#### SET EXERCISE:
Can you reproduce the data beneath, keeping every line exact?

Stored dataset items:
=====
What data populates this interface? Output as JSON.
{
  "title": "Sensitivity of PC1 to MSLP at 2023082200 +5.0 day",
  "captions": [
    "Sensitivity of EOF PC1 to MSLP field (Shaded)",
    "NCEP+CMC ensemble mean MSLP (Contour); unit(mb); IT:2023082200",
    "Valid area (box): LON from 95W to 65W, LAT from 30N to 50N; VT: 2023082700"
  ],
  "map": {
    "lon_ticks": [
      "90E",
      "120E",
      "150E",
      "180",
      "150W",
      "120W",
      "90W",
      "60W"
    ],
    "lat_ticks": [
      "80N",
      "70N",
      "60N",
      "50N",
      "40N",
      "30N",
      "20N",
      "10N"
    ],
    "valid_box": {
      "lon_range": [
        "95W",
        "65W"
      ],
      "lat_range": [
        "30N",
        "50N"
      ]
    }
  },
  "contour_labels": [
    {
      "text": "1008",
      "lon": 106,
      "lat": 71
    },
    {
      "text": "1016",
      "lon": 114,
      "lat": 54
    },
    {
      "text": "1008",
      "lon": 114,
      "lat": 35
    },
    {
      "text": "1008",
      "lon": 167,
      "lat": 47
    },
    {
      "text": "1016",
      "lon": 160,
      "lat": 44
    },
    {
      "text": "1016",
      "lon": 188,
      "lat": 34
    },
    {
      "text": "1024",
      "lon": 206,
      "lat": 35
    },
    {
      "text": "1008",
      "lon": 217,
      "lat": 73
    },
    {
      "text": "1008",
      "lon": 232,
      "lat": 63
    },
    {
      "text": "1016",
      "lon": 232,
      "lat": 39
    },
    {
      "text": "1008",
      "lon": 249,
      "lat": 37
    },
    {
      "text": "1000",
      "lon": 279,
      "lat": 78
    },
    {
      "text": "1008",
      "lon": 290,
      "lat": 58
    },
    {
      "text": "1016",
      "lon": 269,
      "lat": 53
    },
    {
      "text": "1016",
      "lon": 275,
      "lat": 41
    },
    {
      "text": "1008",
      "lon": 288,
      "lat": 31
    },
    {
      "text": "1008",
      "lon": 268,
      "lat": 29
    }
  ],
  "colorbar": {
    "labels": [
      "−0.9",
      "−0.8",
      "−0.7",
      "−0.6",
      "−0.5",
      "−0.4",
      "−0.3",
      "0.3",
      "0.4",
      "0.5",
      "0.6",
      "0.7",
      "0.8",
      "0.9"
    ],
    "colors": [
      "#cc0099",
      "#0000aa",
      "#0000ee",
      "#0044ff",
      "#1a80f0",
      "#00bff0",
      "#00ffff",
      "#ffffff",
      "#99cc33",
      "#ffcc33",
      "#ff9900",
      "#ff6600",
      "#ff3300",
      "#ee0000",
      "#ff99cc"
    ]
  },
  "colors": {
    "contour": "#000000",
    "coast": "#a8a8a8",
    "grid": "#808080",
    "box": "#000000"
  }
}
=====
#### SOLUTION TO THIS EXERCISE:
What data populates this interface? Output as JSON.
{
  "title": "Sensitivity of PC1 to MSLP at 2023082200 +5.0 day",
  "captions": [
    "Sensitivity of EOF PC1 to MSLP field (Shaded)",
    "NCEP+CMC ensemble mean MSLP (Contour); unit(mb); IT:2023082200",
    "Valid area (box): LON from 95W to 65W, LAT from 30N to 50N; VT: 2023082700"
  ],
  "map": {
    "lon_ticks": [
      "90E",
      "120E",
      "150E",
      "180",
      "150W",
      "120W",
      "90W",
      "60W"
    ],
    "lat_ticks": [
      "80N",
      "70N",
      "60N",
      "50N",
      "40N",
      "30N",
      "20N",
      "10N"
    ],
    "valid_box": {
      "lon_range": [
        "95W",
        "65W"
      ],
      "lat_range": [
        "30N",
        "50N"
      ]
    }
  },
  "contour_labels": [
    {
      "text": "1008",
      "lon": 106,
      "lat": 71
    },
    {
      "text": "1016",
      "lon": 114,
      "lat": 54
    },
    {
      "text": "1008",
      "lon": 114,
      "lat": 35
    },
    {
      "text": "1008",
      "lon": 167,
      "lat": 47
    },
    {
      "text": "1016",
      "lon": 160,
      "lat": 44
    },
    {
      "text": "1016",
      "lon": 188,
      "lat": 34
    },
    {
      "text": "1024",
      "lon": 206,
      "lat": 35
    },
    {
      "text": "1008",
      "lon": 217,
      "lat": 73
    },
    {
      "text": "1008",
      "lon": 232,
      "lat": 63
    },
    {
      "text": "1016",
      "lon": 232,
      "lat": 39
    },
    {
      "text": "1008",
      "lon": 249,
      "lat": 37
    },
    {
      "text": "1000",
      "lon": 279,
      "lat": 78
    },
    {
      "text": "1008",
      "lon": 290,
      "lat": 58
    },
    {
      "text": "1016",
      "lon": 269,
      "lat": 53
    },
    {
      "text": "1016",
      "lon": 275,
      "lat": 41
    },
    {
      "text": "1008",
      "lon": 288,
      "lat": 31
    },
    {
      "text": "1008",
      "lon": 268,
      "lat": 29
    }
  ],
  "colorbar": {
    "labels": [
      "−0.9",
      "−0.8",
      "−0.7",
      "−0.6",
      "−0.5",
      "−0.4",
      "−0.3",
      "0.3",
      "0.4",
      "0.5",
      "0.6",
      "0.7",
      "0.8",
      "0.9"
    ],
    "colors": [
      "#cc0099",
      "#0000aa",
      "#0000ee",
      "#0044ff",
      "#1a80f0",
      "#00bff0",
      "#00ffff",
      "#ffffff",
      "#99cc33",
      "#ffcc33",
      "#ff9900",
      "#ff6600",
      "#ff3300",
      "#ee0000",
      "#ff99cc"
    ]
  },
  "colors": {
    "contour": "#000000",
    "coast": "#a8a8a8",
    "grid": "#808080",
    "box": "#000000"
  }
}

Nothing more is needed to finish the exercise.